### Goal of the exercise
Among the records below, find each line that includes the string "States" and copy it.

Dataset records
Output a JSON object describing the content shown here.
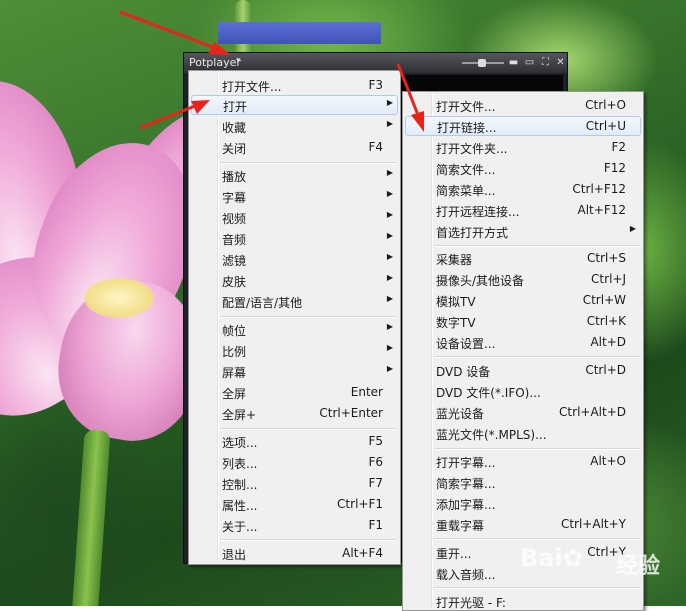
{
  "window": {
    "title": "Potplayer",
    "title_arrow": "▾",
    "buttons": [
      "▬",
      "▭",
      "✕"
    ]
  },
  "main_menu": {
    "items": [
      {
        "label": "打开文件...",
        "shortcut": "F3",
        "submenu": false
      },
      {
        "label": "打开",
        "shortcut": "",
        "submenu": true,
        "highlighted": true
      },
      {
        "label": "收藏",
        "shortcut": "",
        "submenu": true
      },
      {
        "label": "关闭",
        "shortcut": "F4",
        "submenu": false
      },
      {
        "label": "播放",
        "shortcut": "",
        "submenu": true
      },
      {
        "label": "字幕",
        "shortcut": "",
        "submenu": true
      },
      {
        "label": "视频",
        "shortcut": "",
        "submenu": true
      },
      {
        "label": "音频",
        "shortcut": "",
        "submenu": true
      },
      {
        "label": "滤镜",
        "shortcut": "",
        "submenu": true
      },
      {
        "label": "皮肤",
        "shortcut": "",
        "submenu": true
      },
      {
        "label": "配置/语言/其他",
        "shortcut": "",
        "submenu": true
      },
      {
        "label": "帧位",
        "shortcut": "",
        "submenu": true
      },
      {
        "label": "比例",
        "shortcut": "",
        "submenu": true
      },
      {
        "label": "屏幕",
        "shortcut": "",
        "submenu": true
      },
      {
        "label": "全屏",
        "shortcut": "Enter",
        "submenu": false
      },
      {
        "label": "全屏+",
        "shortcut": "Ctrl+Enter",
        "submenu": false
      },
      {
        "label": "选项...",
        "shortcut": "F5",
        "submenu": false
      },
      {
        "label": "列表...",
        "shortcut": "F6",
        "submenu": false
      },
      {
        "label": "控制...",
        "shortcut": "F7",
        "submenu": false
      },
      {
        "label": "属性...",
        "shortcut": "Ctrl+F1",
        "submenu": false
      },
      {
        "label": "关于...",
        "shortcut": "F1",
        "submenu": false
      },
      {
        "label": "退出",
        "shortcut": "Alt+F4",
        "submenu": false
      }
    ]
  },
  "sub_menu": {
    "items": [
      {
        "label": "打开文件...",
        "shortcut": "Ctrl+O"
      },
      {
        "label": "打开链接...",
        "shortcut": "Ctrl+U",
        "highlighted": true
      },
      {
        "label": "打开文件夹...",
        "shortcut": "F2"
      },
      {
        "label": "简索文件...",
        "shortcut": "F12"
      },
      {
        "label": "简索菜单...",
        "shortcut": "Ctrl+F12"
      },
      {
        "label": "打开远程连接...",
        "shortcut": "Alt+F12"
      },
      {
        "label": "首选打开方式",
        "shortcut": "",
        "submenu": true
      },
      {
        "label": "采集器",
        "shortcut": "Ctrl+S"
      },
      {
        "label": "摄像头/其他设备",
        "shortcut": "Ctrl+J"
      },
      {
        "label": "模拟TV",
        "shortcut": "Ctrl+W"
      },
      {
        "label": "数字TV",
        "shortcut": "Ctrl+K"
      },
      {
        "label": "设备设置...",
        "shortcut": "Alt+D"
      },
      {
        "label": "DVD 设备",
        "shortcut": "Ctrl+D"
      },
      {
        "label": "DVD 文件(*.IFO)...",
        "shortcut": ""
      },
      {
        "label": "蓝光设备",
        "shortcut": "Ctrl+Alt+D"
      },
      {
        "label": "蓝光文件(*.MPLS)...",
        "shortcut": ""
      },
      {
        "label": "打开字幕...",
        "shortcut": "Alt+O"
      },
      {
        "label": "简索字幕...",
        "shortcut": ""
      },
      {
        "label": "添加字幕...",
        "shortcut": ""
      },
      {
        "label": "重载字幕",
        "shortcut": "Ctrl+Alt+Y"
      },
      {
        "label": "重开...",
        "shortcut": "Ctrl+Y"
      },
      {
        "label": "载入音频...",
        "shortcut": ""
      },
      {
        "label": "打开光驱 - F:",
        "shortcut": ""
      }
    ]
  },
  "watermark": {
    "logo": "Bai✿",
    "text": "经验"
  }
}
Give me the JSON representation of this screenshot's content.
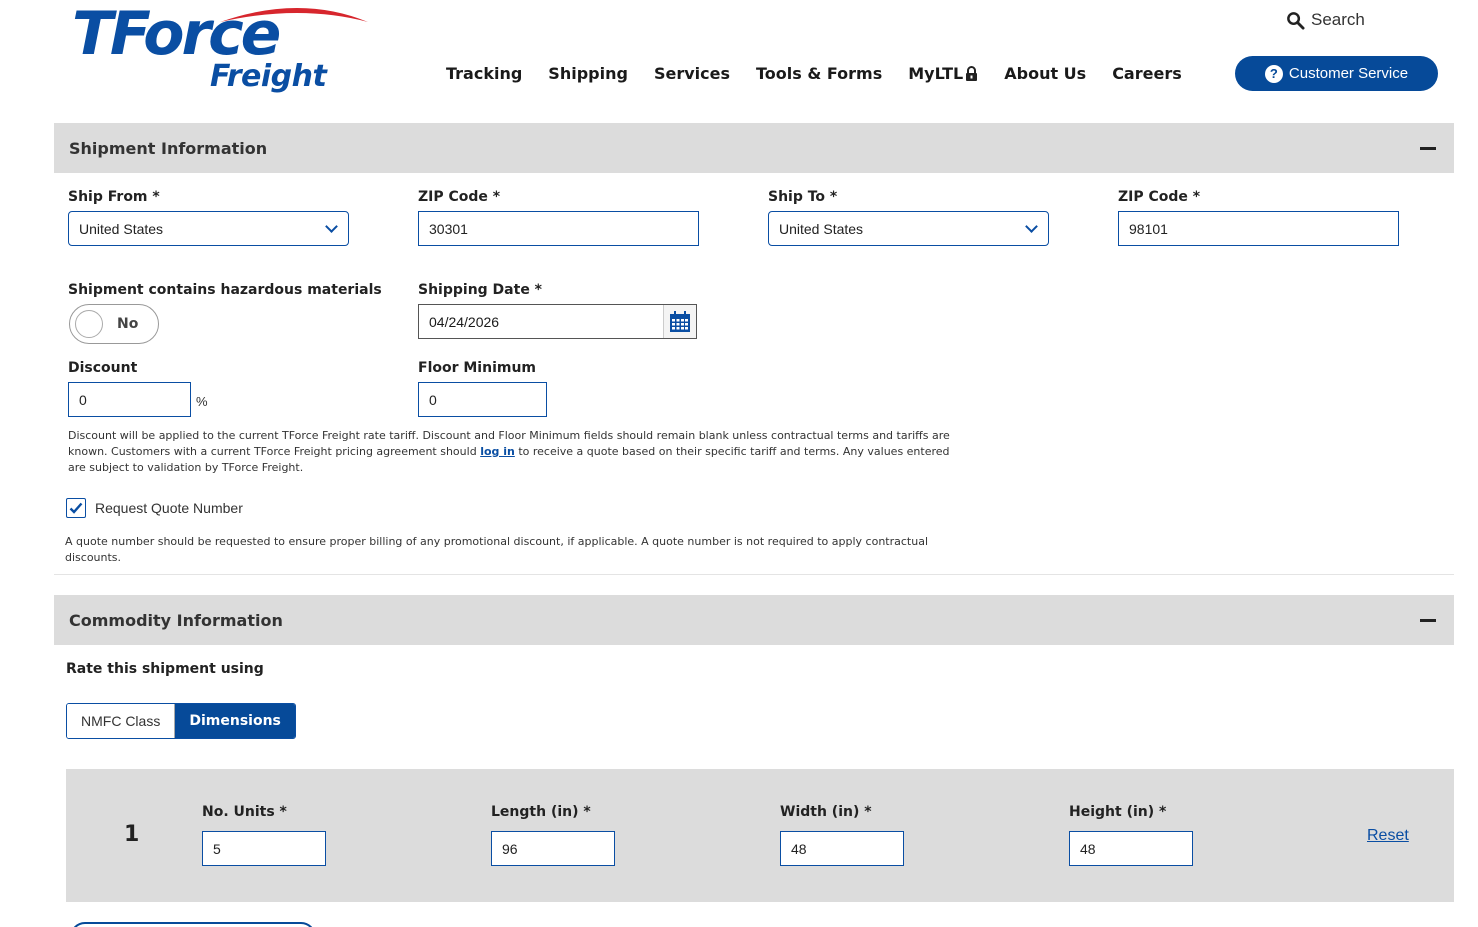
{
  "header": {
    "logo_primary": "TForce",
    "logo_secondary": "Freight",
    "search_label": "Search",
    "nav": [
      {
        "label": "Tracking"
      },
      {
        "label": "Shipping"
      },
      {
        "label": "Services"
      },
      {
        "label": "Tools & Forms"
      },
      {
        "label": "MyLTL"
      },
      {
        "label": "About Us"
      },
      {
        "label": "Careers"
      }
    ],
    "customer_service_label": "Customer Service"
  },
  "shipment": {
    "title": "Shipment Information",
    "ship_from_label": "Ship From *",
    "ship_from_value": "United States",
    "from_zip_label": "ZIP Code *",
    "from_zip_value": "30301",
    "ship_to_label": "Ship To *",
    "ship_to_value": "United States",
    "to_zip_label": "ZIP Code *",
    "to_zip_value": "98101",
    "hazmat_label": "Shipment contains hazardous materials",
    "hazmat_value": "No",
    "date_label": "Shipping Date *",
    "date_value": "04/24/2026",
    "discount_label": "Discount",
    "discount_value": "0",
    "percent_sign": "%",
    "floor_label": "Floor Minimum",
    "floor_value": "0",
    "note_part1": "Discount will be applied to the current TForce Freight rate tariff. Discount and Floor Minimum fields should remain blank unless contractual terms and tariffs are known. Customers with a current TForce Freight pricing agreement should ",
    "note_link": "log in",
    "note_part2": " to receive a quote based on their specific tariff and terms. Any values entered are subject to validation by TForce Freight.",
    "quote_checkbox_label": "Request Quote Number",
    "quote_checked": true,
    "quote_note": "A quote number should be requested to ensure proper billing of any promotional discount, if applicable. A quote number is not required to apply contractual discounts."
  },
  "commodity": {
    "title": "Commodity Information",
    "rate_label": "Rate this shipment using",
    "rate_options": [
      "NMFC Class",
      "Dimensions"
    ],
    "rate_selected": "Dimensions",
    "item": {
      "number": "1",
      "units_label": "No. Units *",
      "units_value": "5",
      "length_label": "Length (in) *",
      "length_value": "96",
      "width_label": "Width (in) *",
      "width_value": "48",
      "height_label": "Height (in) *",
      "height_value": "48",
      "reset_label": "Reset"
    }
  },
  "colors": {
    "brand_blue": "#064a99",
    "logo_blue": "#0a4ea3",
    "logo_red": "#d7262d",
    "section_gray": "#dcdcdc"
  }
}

### Answer to this problem
    "ship_from_value": "United States",
    "ship_to_value": "United States",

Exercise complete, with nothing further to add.